What is expected » Show all lines from the listing below that contain "требует".

[Rows from a dataset]
>> start

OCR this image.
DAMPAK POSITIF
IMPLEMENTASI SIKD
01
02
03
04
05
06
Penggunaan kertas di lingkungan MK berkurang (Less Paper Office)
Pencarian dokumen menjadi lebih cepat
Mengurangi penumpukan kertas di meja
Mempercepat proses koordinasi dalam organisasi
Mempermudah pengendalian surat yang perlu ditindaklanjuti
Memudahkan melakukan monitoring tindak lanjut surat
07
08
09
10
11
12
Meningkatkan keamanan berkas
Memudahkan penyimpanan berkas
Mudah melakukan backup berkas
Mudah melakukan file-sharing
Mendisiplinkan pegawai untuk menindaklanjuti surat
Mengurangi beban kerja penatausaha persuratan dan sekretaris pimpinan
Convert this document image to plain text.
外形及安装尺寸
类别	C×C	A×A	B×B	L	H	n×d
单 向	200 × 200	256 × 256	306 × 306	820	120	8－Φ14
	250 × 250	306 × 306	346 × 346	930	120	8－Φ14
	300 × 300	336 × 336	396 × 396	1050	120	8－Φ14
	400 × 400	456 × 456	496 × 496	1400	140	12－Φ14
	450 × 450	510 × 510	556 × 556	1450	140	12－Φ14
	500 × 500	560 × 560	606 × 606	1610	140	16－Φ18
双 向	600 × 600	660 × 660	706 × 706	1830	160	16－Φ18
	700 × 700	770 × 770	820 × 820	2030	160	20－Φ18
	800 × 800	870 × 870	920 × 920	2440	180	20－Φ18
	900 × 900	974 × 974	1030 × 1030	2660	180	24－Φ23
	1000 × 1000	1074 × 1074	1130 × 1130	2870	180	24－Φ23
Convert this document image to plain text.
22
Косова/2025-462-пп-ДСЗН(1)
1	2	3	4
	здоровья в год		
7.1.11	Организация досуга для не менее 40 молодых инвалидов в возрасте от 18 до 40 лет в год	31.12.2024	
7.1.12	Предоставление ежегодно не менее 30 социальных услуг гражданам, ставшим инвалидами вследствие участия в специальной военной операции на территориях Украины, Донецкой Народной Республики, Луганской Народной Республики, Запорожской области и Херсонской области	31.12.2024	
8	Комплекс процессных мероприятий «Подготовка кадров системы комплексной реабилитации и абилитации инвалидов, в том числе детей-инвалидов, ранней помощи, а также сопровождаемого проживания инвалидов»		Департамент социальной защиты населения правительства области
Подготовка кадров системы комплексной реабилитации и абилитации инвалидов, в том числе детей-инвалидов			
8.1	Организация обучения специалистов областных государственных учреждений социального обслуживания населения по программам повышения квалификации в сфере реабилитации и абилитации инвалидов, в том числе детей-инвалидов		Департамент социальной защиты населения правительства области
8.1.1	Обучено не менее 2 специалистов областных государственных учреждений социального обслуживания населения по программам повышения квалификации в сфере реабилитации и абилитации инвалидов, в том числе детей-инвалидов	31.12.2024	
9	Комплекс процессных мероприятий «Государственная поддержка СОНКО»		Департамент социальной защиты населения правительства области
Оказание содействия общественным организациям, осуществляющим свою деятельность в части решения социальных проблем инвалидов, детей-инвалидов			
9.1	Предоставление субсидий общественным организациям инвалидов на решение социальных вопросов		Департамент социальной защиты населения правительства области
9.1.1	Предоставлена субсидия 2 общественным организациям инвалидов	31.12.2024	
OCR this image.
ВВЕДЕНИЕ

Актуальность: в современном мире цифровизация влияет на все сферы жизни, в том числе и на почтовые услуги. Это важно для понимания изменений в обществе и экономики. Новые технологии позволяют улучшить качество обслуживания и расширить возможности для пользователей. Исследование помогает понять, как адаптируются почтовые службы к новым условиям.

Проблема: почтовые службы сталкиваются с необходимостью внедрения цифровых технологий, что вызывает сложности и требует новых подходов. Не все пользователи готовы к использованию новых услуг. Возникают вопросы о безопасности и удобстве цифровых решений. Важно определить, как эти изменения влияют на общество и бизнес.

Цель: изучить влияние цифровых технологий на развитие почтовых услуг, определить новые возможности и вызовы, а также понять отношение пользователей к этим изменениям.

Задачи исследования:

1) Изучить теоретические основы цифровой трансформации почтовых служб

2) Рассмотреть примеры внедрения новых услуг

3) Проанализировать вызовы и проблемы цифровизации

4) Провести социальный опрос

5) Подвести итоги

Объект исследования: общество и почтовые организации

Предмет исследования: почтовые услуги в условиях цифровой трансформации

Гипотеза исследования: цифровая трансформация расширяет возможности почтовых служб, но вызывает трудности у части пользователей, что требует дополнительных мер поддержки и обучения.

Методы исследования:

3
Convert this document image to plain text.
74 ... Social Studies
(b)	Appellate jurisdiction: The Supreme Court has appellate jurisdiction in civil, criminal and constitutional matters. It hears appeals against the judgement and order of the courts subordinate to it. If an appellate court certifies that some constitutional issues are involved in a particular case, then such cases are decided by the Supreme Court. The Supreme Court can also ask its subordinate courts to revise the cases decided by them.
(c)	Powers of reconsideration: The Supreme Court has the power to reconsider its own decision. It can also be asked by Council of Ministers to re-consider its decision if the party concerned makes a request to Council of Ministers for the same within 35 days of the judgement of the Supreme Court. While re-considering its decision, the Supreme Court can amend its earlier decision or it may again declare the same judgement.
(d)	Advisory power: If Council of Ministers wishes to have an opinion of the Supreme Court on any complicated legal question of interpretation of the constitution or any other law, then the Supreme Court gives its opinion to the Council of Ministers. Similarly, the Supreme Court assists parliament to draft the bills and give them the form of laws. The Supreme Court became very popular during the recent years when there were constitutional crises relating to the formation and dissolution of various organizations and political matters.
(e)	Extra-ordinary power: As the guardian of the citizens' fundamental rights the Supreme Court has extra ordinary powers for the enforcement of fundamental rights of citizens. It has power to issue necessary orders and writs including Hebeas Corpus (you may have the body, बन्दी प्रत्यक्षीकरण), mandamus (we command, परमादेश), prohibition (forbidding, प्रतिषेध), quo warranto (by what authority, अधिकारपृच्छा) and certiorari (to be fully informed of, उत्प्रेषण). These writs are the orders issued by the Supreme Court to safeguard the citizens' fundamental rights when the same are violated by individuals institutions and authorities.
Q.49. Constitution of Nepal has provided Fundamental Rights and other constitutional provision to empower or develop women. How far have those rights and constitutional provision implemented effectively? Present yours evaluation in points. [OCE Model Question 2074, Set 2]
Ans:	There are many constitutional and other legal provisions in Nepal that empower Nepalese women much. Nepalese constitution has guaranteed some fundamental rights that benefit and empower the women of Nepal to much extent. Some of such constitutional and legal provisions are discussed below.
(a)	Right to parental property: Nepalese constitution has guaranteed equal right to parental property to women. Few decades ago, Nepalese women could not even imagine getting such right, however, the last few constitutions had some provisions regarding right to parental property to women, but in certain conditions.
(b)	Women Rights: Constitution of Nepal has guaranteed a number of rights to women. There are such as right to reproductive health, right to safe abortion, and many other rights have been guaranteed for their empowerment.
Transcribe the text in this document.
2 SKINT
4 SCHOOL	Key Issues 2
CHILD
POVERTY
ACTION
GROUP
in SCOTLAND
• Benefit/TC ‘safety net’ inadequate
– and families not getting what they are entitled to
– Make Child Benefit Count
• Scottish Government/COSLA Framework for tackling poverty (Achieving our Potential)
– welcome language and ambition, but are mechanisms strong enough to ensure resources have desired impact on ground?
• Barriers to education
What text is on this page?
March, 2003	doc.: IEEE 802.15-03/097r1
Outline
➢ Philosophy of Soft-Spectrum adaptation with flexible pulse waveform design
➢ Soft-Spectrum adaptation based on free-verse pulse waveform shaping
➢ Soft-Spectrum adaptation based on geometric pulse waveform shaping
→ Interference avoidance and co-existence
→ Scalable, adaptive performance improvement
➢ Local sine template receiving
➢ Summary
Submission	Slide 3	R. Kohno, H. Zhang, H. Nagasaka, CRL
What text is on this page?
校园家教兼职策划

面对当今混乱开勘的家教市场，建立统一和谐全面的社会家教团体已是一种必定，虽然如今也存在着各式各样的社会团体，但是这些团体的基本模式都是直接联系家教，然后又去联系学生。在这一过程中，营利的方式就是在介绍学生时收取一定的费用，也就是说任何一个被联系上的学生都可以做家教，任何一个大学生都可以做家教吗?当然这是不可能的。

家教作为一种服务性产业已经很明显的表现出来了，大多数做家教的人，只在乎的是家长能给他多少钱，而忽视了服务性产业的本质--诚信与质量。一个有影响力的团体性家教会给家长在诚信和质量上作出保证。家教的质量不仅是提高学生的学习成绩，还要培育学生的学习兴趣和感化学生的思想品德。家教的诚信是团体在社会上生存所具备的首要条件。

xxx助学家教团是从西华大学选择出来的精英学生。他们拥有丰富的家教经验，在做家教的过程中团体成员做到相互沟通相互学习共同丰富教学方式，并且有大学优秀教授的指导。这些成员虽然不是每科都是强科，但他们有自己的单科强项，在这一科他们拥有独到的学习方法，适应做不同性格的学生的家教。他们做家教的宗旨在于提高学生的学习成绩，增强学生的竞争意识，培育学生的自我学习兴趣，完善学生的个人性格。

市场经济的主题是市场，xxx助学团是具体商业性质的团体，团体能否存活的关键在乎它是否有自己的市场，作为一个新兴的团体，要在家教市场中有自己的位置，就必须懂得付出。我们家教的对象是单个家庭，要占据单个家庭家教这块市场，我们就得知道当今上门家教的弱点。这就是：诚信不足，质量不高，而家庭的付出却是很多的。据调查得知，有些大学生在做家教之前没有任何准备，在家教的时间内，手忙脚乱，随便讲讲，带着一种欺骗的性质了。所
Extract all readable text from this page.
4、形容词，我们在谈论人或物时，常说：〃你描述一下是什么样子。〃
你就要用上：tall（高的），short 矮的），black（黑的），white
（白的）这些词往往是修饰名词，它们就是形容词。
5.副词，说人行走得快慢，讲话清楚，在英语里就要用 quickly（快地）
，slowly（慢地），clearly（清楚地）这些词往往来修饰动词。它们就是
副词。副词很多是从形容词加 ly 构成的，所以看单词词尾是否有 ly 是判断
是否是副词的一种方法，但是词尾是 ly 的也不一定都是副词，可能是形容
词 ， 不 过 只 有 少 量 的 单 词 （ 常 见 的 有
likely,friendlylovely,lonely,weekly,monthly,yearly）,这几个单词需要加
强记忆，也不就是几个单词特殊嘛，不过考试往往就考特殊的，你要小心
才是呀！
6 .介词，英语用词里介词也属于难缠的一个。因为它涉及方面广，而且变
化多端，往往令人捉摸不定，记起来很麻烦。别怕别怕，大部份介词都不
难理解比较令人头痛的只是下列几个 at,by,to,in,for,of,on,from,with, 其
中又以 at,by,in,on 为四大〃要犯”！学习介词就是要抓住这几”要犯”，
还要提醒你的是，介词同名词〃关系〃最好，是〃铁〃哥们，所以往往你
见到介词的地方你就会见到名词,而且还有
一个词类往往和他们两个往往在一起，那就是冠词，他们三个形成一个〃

>> end

Task solution »
Проблема: почтовые службы сталкиваются с необходимостью внедрения цифровых технологий, что вызывает сложности и требует новых подходов. Не все пользователи готовы к использованию новых услуг. Возникают вопросы о безопасности и удобстве цифровых решений. Важно определить, как эти изменения влияют на общество и бизнес.
Гипотеза исследования: цифровая трансформация расширяет возможности почтовых служб, но вызывает трудности у части пользователей, что требует дополнительных мер поддержки и обучения.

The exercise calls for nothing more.